● **WORK TO BE COMPLETED**
The word "repeat" marks the lines you need; copy each of them from the data.

● **MATERIAL PROVIDED**
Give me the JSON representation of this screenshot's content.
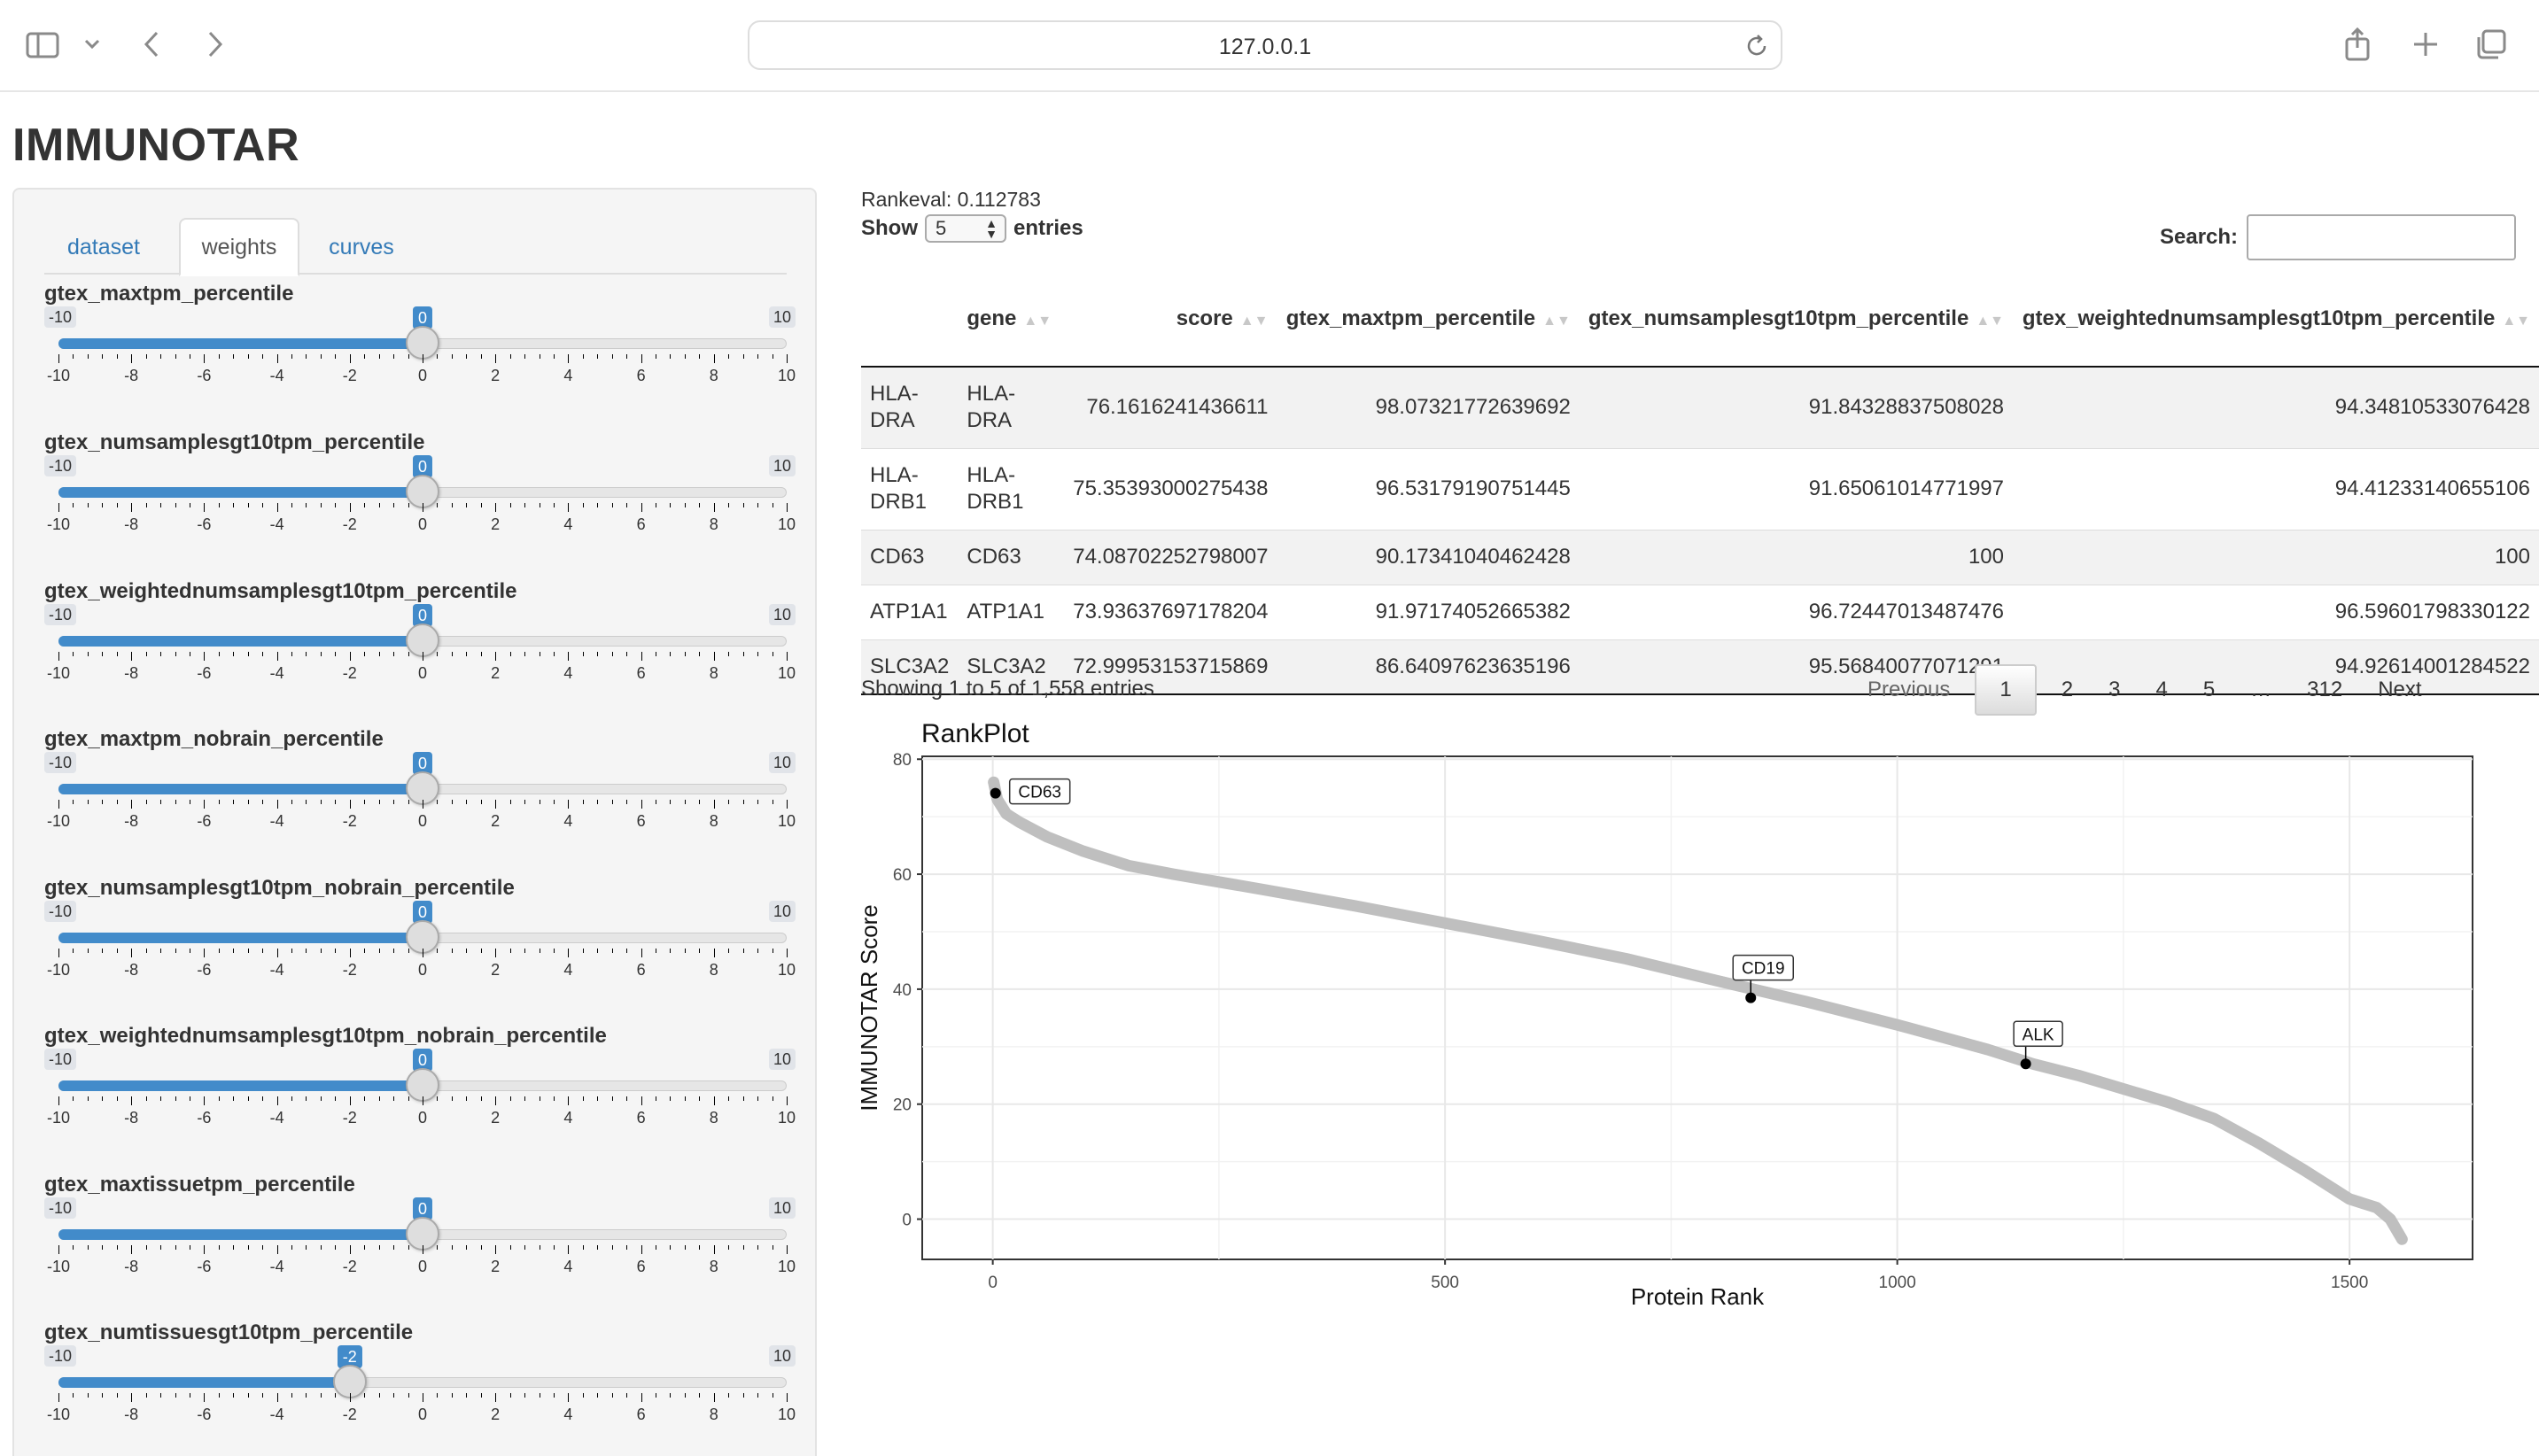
{
  "browser": {
    "url": "127.0.0.1",
    "icons": [
      "sidebar-icon",
      "chevron-down-icon",
      "back-icon",
      "forward-icon",
      "reload-icon",
      "share-icon",
      "new-tab-icon",
      "tabs-overview-icon"
    ]
  },
  "app": {
    "title": "IMMUNOTAR"
  },
  "tabs": [
    {
      "label": "dataset",
      "active": false
    },
    {
      "label": "weights",
      "active": true
    },
    {
      "label": "curves",
      "active": false
    }
  ],
  "sliders": [
    {
      "label": "gtex_maxtpm_percentile",
      "min": "-10",
      "max": "10",
      "value": "0"
    },
    {
      "label": "gtex_numsamplesgt10tpm_percentile",
      "min": "-10",
      "max": "10",
      "value": "0"
    },
    {
      "label": "gtex_weightednumsamplesgt10tpm_percentile",
      "min": "-10",
      "max": "10",
      "value": "0"
    },
    {
      "label": "gtex_maxtpm_nobrain_percentile",
      "min": "-10",
      "max": "10",
      "value": "0"
    },
    {
      "label": "gtex_numsamplesgt10tpm_nobrain_percentile",
      "min": "-10",
      "max": "10",
      "value": "0"
    },
    {
      "label": "gtex_weightednumsamplesgt10tpm_nobrain_percentile",
      "min": "-10",
      "max": "10",
      "value": "0"
    },
    {
      "label": "gtex_maxtissuetpm_percentile",
      "min": "-10",
      "max": "10",
      "value": "0"
    },
    {
      "label": "gtex_numtissuesgt10tpm_percentile",
      "min": "-10",
      "max": "10",
      "value": "-2"
    }
  ],
  "slider_ticks": [
    "-10",
    "-8",
    "-6",
    "-4",
    "-2",
    "0",
    "2",
    "4",
    "6",
    "8",
    "10"
  ],
  "main": {
    "rankeval": "Rankeval: 0.112783",
    "show_label": "Show",
    "show_value": "5",
    "entries_label": "entries",
    "search_label": "Search:",
    "search_value": "",
    "info": "Showing 1 to 5 of 1,558 entries"
  },
  "table": {
    "columns": [
      "",
      "gene",
      "score",
      "gtex_maxtpm_percentile",
      "gtex_numsamplesgt10tpm_percentile",
      "gtex_weightednumsamplesgt10tpm_percentile"
    ],
    "rows": [
      [
        "HLA-DRA",
        "HLA-DRA",
        "76.1616241436611",
        "98.07321772639692",
        "91.84328837508028",
        "94.34810533076428"
      ],
      [
        "HLA-DRB1",
        "HLA-DRB1",
        "75.35393000275438",
        "96.53179190751445",
        "91.65061014771997",
        "94.41233140655106"
      ],
      [
        "CD63",
        "CD63",
        "74.08702252798007",
        "90.17341040462428",
        "100",
        "100"
      ],
      [
        "ATP1A1",
        "ATP1A1",
        "73.93637697178204",
        "91.97174052665382",
        "96.72447013487476",
        "96.59601798330122"
      ],
      [
        "SLC3A2",
        "SLC3A2",
        "72.99953153715869",
        "86.64097623635196",
        "95.56840077071291",
        "94.92614001284522"
      ]
    ]
  },
  "pagination": {
    "previous": "Previous",
    "pages": [
      "1",
      "2",
      "3",
      "4",
      "5",
      "…",
      "312"
    ],
    "current": "1",
    "next": "Next"
  },
  "chart_data": {
    "type": "scatter",
    "title": "RankPlot",
    "xlabel": "Protein Rank",
    "ylabel": "IMMUNOTAR Score",
    "xlim": [
      -78,
      1636
    ],
    "ylim": [
      -7,
      80.5
    ],
    "xticks": [
      0,
      500,
      1000,
      1500
    ],
    "yticks": [
      0,
      20,
      40,
      60,
      80
    ],
    "grid": true,
    "curve": [
      [
        1,
        76
      ],
      [
        5,
        73
      ],
      [
        15,
        70.5
      ],
      [
        30,
        69
      ],
      [
        60,
        66.5
      ],
      [
        100,
        64
      ],
      [
        150,
        61.5
      ],
      [
        200,
        60
      ],
      [
        300,
        57.3
      ],
      [
        400,
        54.5
      ],
      [
        500,
        51.5
      ],
      [
        600,
        48.5
      ],
      [
        700,
        45.3
      ],
      [
        800,
        41.5
      ],
      [
        900,
        37.8
      ],
      [
        1000,
        33.8
      ],
      [
        1100,
        29.5
      ],
      [
        1150,
        27
      ],
      [
        1200,
        25
      ],
      [
        1300,
        20.3
      ],
      [
        1350,
        17.5
      ],
      [
        1400,
        13.2
      ],
      [
        1450,
        8.5
      ],
      [
        1480,
        5.5
      ],
      [
        1500,
        3.5
      ],
      [
        1530,
        2
      ],
      [
        1545,
        0
      ],
      [
        1558,
        -3.5
      ]
    ],
    "highlighted": [
      {
        "label": "CD63",
        "rank": 3,
        "score": 74.09
      },
      {
        "label": "CD19",
        "rank": 838,
        "score": 38.5
      },
      {
        "label": "ALK",
        "rank": 1142,
        "score": 27
      }
    ],
    "point_color": "#bfbfbf",
    "highlight_color": "#000000"
  }
}
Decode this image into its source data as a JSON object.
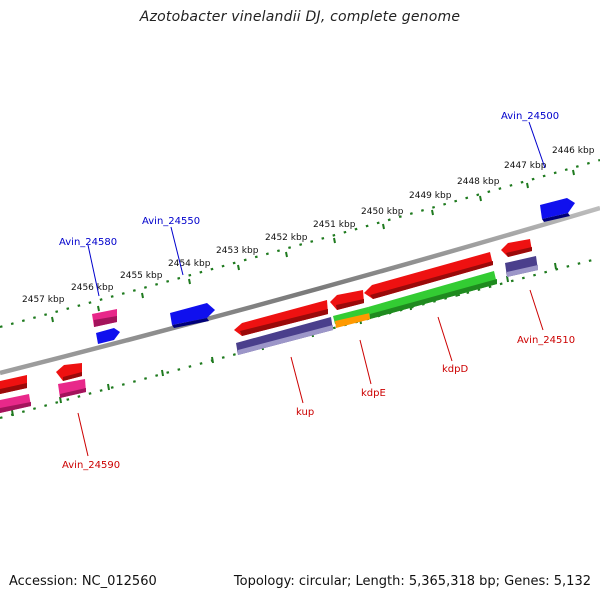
{
  "title": "Azotobacter vinelandii DJ, complete genome",
  "footer": {
    "accession": "Accession: NC_012560",
    "summary": "Topology: circular; Length: 5,365,318 bp; Genes: 5,132"
  },
  "scale": {
    "ticks": [
      {
        "label": "2457 kbp"
      },
      {
        "label": "2456 kbp"
      },
      {
        "label": "2455 kbp"
      },
      {
        "label": "2454 kbp"
      },
      {
        "label": "2453 kbp"
      },
      {
        "label": "2452 kbp"
      },
      {
        "label": "2451 kbp"
      },
      {
        "label": "2450 kbp"
      },
      {
        "label": "2449 kbp"
      },
      {
        "label": "2448 kbp"
      },
      {
        "label": "2447 kbp"
      },
      {
        "label": "2446 kbp"
      }
    ]
  },
  "labels": {
    "avin_24500": "Avin_24500",
    "avin_24550": "Avin_24550",
    "avin_24580": "Avin_24580",
    "avin_24510": "Avin_24510",
    "avin_24590": "Avin_24590",
    "kup": "kup",
    "kdpE": "kdpE",
    "kdpD": "kdpD"
  },
  "colors": {
    "backbone": "#8a8a8a",
    "tick_track": "#1e7a1e",
    "forward_label": "#0000cc",
    "reverse_label": "#cc0000",
    "cds_red": "#ee1111",
    "cds_pink": "#e8288a",
    "cds_blue": "#1010ee",
    "cds_purple": "#4a3f8c",
    "cds_green": "#33cc33",
    "cds_orange": "#ff9900"
  }
}
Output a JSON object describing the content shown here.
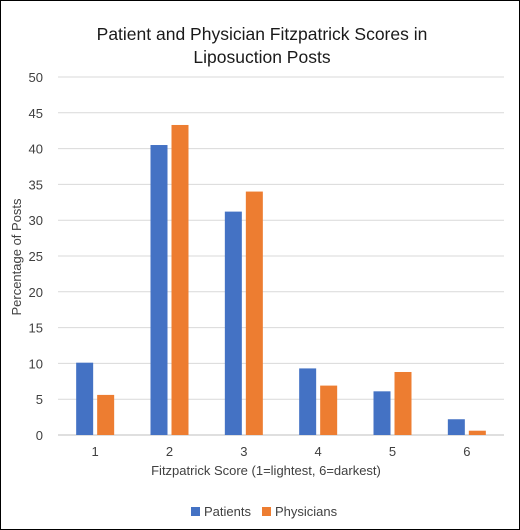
{
  "chart_data": {
    "type": "bar",
    "title_lines": [
      "Patient and Physician Fitzpatrick Scores in",
      "Liposuction Posts"
    ],
    "xlabel": "Fitzpatrick Score (1=lightest, 6=darkest)",
    "ylabel": "Percentage of Posts",
    "categories": [
      "1",
      "2",
      "3",
      "4",
      "5",
      "6"
    ],
    "ylim": [
      0,
      50
    ],
    "yticks": [
      0,
      5,
      10,
      15,
      20,
      25,
      30,
      35,
      40,
      45,
      50
    ],
    "grid": true,
    "legend_position": "bottom",
    "series": [
      {
        "name": "Patients",
        "color": "#4472c4",
        "values": [
          10.1,
          40.5,
          31.2,
          9.3,
          6.1,
          2.2
        ]
      },
      {
        "name": "Physicians",
        "color": "#ed7d31",
        "values": [
          5.6,
          43.3,
          34.0,
          6.9,
          8.8,
          0.6
        ]
      }
    ]
  }
}
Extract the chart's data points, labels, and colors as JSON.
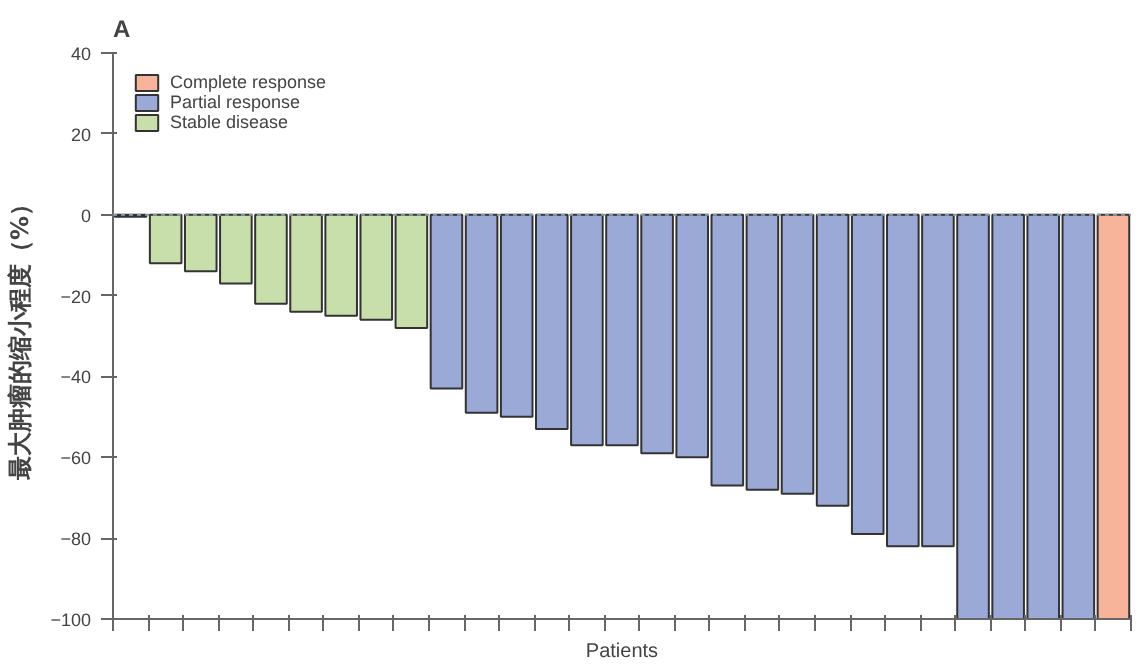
{
  "chart_data": {
    "type": "bar",
    "title": "A",
    "xlabel": "Patients",
    "ylabel": "最大肿瘤的缩小程度（%）",
    "categories": [
      null,
      null,
      null,
      null,
      null,
      null,
      null,
      null,
      null,
      null,
      null,
      null,
      null,
      null,
      null,
      null,
      null,
      null,
      null,
      null,
      null,
      null,
      null,
      null,
      null,
      null,
      null,
      null,
      null
    ],
    "stacked": true,
    "series": [
      {
        "name": "Complete response",
        "color": "#f8b49a",
        "values": [
          null,
          null,
          null,
          null,
          null,
          null,
          null,
          null,
          null,
          null,
          null,
          null,
          null,
          null,
          null,
          null,
          null,
          null,
          null,
          null,
          null,
          null,
          null,
          null,
          null,
          null,
          null,
          null,
          -100
        ]
      },
      {
        "name": "Partial response",
        "color": "#9aa9d6",
        "values": [
          null,
          null,
          null,
          null,
          null,
          null,
          null,
          null,
          null,
          -43,
          -49,
          -50,
          -53,
          -57,
          -57,
          -59,
          -60,
          -67,
          -68,
          -69,
          -72,
          -79,
          -82,
          -82,
          -100,
          -100,
          -100,
          -100,
          null
        ]
      },
      {
        "name": "Stable disease",
        "color": "#c8dfac",
        "values": [
          -0.5,
          -12,
          -14,
          -17,
          -22,
          -24,
          -25,
          -26,
          -28,
          null,
          null,
          null,
          null,
          null,
          null,
          null,
          null,
          null,
          null,
          null,
          null,
          null,
          null,
          null,
          null,
          null,
          null,
          null,
          null
        ]
      }
    ],
    "ylim": [
      -100,
      40
    ],
    "yticks": [
      -100,
      -80,
      -60,
      -40,
      -20,
      0,
      20,
      40
    ],
    "ref_lines": [
      {
        "axis": "y",
        "value": 0,
        "line_style": "dotted",
        "color": "#8a9aa8"
      }
    ],
    "grid": false,
    "legend": "top left"
  }
}
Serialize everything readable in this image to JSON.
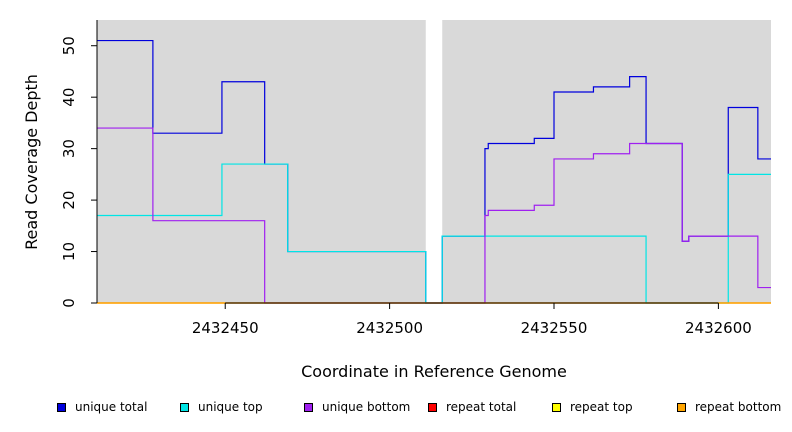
{
  "chart_data": {
    "type": "line",
    "title": "",
    "xlabel": "Coordinate in Reference Genome",
    "ylabel": "Read Coverage Depth",
    "xlim": [
      2432411,
      2432616
    ],
    "ylim": [
      0,
      55
    ],
    "xticks": [
      2432450,
      2432500,
      2432550,
      2432600
    ],
    "yticks": [
      0,
      10,
      20,
      30,
      40,
      50
    ],
    "background_color": "#d9d9d9",
    "gap_region": [
      2432511,
      2432516
    ],
    "grid": false,
    "legend_position": "bottom",
    "series": [
      {
        "name": "unique total",
        "color": "#0000dd",
        "steps": [
          [
            2432411,
            51
          ],
          [
            2432428,
            33
          ],
          [
            2432449,
            43
          ],
          [
            2432462,
            27
          ],
          [
            2432469,
            10
          ],
          [
            2432511,
            0
          ],
          [
            2432516,
            13
          ],
          [
            2432529,
            30
          ],
          [
            2432530,
            31
          ],
          [
            2432544,
            32
          ],
          [
            2432550,
            41
          ],
          [
            2432562,
            42
          ],
          [
            2432573,
            44
          ],
          [
            2432578,
            31
          ],
          [
            2432589,
            12
          ],
          [
            2432591,
            13
          ],
          [
            2432603,
            38
          ],
          [
            2432612,
            28
          ],
          [
            2432616,
            28
          ]
        ]
      },
      {
        "name": "unique top",
        "color": "#00e5e5",
        "steps": [
          [
            2432411,
            17
          ],
          [
            2432449,
            27
          ],
          [
            2432469,
            10
          ],
          [
            2432511,
            0
          ],
          [
            2432516,
            13
          ],
          [
            2432578,
            0
          ],
          [
            2432603,
            25
          ],
          [
            2432616,
            25
          ]
        ]
      },
      {
        "name": "unique bottom",
        "color": "#a020f0",
        "steps": [
          [
            2432411,
            34
          ],
          [
            2432428,
            16
          ],
          [
            2432462,
            0
          ],
          [
            2432529,
            17
          ],
          [
            2432530,
            18
          ],
          [
            2432544,
            19
          ],
          [
            2432550,
            28
          ],
          [
            2432562,
            29
          ],
          [
            2432573,
            31
          ],
          [
            2432589,
            12
          ],
          [
            2432591,
            13
          ],
          [
            2432612,
            3
          ],
          [
            2432616,
            3
          ]
        ]
      },
      {
        "name": "repeat total",
        "color": "#ff0000",
        "steps": [
          [
            2432411,
            0
          ],
          [
            2432616,
            0
          ]
        ]
      },
      {
        "name": "repeat top",
        "color": "#ffff00",
        "steps": [
          [
            2432411,
            0
          ],
          [
            2432616,
            0
          ]
        ]
      },
      {
        "name": "repeat bottom",
        "color": "#ffa500",
        "steps": [
          [
            2432411,
            0
          ],
          [
            2432616,
            0
          ]
        ]
      }
    ]
  }
}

● **OUTPUT OF THE EXERCISE**
        "name": "repeat total",
        "name": "repeat top",
        "name": "repeat bottom",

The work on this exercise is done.